§ EXERCISE OBJECTIVE: Locate all lines with the word "title" and copy them out.

§ Records contained in a dataset:
· · ·

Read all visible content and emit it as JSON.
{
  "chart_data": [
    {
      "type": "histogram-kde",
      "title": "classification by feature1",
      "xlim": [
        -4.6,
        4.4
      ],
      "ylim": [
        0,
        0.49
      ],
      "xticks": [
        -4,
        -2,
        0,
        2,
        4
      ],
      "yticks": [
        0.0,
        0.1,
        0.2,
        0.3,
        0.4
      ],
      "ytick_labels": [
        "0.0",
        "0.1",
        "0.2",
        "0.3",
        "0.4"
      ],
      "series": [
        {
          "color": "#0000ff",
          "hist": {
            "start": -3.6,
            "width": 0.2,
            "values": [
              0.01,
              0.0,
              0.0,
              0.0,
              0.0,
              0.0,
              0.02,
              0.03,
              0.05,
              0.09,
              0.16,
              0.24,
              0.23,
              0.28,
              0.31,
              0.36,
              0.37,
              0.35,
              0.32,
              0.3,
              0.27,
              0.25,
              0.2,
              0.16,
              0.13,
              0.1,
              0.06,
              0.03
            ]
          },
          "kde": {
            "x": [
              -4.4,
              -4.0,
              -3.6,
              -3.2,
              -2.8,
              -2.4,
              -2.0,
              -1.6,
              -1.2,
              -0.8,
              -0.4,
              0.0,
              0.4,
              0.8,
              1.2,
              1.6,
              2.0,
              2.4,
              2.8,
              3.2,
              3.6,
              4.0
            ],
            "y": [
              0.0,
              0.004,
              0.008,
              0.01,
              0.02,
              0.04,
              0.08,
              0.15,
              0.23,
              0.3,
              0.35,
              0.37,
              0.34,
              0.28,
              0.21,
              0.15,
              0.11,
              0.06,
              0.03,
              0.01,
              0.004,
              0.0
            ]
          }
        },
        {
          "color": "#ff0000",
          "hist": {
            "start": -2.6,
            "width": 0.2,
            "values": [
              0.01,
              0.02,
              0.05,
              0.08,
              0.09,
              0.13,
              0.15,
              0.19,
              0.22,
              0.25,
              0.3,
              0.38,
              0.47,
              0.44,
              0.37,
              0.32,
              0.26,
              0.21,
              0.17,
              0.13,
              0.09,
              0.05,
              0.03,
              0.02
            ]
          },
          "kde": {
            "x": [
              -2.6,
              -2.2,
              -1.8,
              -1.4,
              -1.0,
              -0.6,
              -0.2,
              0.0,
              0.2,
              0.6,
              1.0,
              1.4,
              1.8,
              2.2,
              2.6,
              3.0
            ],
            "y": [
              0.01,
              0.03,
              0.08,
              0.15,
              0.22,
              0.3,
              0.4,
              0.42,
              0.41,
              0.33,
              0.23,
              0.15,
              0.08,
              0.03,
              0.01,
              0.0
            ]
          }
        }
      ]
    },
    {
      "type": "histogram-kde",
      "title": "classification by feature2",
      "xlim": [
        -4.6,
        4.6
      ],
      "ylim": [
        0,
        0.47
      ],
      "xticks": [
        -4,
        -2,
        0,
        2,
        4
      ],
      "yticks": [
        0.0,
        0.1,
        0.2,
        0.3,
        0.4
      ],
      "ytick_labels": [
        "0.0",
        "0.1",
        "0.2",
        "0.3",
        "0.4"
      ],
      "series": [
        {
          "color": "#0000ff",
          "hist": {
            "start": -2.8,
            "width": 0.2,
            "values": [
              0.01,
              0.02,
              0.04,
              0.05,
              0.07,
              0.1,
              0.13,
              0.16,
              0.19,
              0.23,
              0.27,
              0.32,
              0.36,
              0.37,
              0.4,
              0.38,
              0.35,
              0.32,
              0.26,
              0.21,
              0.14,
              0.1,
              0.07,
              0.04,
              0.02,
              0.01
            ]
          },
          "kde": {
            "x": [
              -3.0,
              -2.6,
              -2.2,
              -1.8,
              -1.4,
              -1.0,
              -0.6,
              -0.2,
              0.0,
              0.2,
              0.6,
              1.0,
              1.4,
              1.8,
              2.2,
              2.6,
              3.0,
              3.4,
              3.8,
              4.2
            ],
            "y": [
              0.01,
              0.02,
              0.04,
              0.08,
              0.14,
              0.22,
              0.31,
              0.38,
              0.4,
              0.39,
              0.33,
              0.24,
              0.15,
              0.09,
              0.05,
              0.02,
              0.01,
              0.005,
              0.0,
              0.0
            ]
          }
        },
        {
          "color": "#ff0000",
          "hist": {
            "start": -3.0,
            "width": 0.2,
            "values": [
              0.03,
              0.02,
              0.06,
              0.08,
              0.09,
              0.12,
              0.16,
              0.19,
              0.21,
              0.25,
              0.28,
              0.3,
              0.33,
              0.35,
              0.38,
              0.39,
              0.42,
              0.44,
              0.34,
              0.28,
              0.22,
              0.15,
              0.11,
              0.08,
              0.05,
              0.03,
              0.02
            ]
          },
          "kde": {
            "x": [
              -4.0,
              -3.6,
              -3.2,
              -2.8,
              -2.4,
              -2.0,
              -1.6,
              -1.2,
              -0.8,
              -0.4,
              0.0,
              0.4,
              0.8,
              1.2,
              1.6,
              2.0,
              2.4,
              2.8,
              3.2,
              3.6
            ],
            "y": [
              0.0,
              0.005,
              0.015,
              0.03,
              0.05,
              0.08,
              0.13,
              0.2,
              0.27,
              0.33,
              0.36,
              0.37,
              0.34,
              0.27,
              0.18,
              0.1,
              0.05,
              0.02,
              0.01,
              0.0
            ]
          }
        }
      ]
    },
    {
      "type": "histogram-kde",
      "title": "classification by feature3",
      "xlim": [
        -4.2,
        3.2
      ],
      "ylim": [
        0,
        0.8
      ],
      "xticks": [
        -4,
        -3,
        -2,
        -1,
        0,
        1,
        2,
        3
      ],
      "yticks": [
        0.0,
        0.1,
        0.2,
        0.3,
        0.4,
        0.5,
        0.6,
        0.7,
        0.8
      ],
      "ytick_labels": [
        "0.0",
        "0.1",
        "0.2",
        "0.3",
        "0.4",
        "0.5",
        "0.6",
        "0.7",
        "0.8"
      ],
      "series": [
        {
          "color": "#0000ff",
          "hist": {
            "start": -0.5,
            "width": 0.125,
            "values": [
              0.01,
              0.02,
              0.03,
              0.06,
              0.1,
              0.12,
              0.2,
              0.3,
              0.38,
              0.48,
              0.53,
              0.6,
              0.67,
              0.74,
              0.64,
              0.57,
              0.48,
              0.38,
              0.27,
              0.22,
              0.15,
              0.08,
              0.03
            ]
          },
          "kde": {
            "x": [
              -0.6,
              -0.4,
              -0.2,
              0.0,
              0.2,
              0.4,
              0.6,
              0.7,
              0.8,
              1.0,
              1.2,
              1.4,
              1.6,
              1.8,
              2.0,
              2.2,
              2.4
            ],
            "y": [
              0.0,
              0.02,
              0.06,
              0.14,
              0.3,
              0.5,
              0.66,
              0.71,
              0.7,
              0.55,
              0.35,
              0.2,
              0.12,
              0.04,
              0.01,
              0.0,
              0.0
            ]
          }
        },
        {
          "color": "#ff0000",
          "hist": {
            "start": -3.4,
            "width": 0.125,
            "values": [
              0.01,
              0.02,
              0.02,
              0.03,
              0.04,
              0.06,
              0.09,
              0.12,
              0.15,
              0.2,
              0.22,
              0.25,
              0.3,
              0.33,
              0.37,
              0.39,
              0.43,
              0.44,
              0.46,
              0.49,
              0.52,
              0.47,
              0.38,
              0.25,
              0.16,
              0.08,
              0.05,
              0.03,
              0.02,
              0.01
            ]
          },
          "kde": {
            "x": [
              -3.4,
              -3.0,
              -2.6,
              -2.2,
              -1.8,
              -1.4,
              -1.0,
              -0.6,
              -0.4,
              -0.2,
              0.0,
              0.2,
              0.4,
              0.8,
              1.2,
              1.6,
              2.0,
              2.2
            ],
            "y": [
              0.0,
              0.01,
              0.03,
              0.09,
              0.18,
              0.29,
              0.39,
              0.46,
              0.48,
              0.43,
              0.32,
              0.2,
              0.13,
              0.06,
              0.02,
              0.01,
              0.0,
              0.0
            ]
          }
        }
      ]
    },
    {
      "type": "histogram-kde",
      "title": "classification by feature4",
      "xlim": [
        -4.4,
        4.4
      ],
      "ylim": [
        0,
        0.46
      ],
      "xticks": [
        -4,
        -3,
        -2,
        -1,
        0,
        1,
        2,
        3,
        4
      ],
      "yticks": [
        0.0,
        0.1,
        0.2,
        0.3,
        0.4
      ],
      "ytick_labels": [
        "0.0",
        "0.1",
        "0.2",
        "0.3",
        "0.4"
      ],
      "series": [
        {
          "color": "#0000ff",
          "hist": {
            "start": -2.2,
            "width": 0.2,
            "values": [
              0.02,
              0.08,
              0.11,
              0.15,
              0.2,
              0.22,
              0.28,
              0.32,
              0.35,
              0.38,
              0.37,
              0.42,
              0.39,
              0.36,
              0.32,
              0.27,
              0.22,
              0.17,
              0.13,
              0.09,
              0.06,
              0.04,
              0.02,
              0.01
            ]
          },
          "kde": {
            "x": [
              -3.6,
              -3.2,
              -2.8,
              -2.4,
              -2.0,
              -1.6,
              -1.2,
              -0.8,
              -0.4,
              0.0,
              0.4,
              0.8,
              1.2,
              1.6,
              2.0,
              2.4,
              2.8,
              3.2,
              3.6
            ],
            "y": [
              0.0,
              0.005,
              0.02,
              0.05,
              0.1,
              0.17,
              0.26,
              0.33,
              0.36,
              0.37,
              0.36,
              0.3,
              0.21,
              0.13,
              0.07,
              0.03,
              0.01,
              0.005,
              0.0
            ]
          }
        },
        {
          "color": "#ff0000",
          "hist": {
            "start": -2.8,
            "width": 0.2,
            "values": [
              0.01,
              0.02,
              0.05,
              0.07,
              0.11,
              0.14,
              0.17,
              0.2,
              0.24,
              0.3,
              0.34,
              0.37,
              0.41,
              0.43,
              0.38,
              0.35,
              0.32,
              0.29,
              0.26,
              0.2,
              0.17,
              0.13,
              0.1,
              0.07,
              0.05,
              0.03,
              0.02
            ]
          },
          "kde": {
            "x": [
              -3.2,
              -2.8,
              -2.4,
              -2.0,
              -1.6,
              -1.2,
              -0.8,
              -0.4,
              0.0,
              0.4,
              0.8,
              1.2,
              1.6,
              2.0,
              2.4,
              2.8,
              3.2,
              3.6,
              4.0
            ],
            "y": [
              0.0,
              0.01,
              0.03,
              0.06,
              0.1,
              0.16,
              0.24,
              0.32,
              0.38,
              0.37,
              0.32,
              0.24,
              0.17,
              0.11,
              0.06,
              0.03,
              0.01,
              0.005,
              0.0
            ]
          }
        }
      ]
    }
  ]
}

· · ·

§ SOLUTION BELOW:
      "title": "classification by feature1",
      "title": "classification by feature2",
      "title": "classification by feature3",
      "title": "classification by feature4",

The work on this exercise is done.